----- RECORD EXCERPTS
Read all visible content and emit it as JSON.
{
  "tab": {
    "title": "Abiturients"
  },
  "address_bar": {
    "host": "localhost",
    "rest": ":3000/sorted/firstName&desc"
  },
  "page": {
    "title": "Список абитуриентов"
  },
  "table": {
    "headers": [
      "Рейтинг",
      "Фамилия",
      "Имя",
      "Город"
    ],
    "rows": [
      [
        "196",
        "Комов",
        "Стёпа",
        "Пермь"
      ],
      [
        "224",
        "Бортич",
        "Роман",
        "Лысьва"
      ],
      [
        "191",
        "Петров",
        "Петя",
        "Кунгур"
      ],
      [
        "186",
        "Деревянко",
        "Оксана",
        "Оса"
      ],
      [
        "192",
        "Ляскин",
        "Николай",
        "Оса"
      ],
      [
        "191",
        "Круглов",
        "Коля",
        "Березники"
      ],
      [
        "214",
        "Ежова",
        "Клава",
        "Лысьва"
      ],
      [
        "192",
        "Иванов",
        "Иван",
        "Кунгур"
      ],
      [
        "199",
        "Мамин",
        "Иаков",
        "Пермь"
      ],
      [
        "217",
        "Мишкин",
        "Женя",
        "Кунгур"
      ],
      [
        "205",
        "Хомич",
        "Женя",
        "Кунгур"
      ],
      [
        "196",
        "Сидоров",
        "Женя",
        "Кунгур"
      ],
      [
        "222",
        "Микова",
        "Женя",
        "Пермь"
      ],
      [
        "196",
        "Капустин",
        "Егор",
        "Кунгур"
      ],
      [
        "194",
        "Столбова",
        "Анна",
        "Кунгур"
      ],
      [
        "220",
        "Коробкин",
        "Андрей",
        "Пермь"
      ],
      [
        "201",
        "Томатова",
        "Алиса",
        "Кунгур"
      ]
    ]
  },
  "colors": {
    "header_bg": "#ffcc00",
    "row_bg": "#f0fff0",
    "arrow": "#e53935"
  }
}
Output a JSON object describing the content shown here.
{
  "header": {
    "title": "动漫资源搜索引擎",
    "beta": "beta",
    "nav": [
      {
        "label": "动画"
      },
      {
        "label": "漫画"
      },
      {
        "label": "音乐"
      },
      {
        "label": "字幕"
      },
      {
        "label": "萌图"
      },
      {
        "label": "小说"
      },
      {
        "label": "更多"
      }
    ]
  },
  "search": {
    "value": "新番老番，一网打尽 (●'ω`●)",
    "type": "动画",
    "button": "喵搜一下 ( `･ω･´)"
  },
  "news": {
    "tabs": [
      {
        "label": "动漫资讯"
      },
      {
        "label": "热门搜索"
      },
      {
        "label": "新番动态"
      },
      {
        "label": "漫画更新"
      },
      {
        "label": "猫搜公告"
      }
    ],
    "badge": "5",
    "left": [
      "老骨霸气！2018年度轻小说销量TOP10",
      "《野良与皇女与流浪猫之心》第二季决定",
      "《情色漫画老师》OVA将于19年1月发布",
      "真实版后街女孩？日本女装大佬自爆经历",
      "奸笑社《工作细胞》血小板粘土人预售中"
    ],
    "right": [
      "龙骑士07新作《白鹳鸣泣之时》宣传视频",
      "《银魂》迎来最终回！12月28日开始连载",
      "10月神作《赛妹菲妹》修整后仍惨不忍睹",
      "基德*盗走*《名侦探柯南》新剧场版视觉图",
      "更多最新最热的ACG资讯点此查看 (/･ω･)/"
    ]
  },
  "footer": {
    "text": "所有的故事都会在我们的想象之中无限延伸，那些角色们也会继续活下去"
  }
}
----------
Go through the material above line by line and copy it exactly.

## RESULT OF THIS TASK
Read all visible content and emit it as JSON.
{
  "tab": {
    "title": "Abiturients"
  },
  "address_bar": {
    "host": "localhost",
    "rest": ":3000/sorted/firstName&desc"
  },
  "page": {
    "title": "Список абитуриентов"
  },
  "table": {
    "headers": [
      "Рейтинг",
      "Фамилия",
      "Имя",
      "Город"
    ],
    "rows": [
      [
        "196",
        "Комов",
        "Стёпа",
        "Пермь"
      ],
      [
        "224",
        "Бортич",
        "Роман",
        "Лысьва"
      ],
      [
        "191",
        "Петров",
        "Петя",
        "Кунгур"
      ],
      [
        "186",
        "Деревянко",
        "Оксана",
        "Оса"
      ],
      [
        "192",
        "Ляскин",
        "Николай",
        "Оса"
      ],
      [
        "191",
        "Круглов",
        "Коля",
        "Березники"
      ],
      [
        "214",
        "Ежова",
        "Клава",
        "Лысьва"
      ],
      [
        "192",
        "Иванов",
        "Иван",
        "Кунгур"
      ],
      [
        "199",
        "Мамин",
        "Иаков",
        "Пермь"
      ],
      [
        "217",
        "Мишкин",
        "Женя",
        "Кунгур"
      ],
      [
        "205",
        "Хомич",
        "Женя",
        "Кунгур"
      ],
      [
        "196",
        "Сидоров",
        "Женя",
        "Кунгур"
      ],
      [
        "222",
        "Микова",
        "Женя",
        "Пермь"
      ],
      [
        "196",
        "Капустин",
        "Егор",
        "Кунгур"
      ],
      [
        "194",
        "Столбова",
        "Анна",
        "Кунгур"
      ],
      [
        "220",
        "Коробкин",
        "Андрей",
        "Пермь"
      ],
      [
        "201",
        "Томатова",
        "Алиса",
        "Кунгур"
      ]
    ]
  },
  "colors": {
    "header_bg": "#ffcc00",
    "row_bg": "#f0fff0",
    "arrow": "#e53935"
  }
}
Output a JSON object describing the content shown here.
{
  "header": {
    "title": "动漫资源搜索引擎",
    "beta": "beta",
    "nav": [
      {
        "label": "动画"
      },
      {
        "label": "漫画"
      },
      {
        "label": "音乐"
      },
      {
        "label": "字幕"
      },
      {
        "label": "萌图"
      },
      {
        "label": "小说"
      },
      {
        "label": "更多"
      }
    ]
  },
  "search": {
    "value": "新番老番，一网打尽 (●'ω`●)",
    "type": "动画",
    "button": "喵搜一下 ( `･ω･´)"
  },
  "news": {
    "tabs": [
      {
        "label": "动漫资讯"
      },
      {
        "label": "热门搜索"
      },
      {
        "label": "新番动态"
      },
      {
        "label": "漫画更新"
      },
      {
        "label": "猫搜公告"
      }
    ],
    "badge": "5",
    "left": [
      "老骨霸气！2018年度轻小说销量TOP10",
      "《野良与皇女与流浪猫之心》第二季决定",
      "《情色漫画老师》OVA将于19年1月发布",
      "真实版后街女孩？日本女装大佬自爆经历",
      "奸笑社《工作细胞》血小板粘土人预售中"
    ],
    "right": [
      "龙骑士07新作《白鹳鸣泣之时》宣传视频",
      "《银魂》迎来最终回！12月28日开始连载",
      "10月神作《赛妹菲妹》修整后仍惨不忍睹",
      "基德*盗走*《名侦探柯南》新剧场版视觉图",
      "更多最新最热的ACG资讯点此查看 (/･ω･)/"
    ]
  },
  "footer": {
    "text": "所有的故事都会在我们的想象之中无限延伸，那些角色们也会继续活下去"
  }
}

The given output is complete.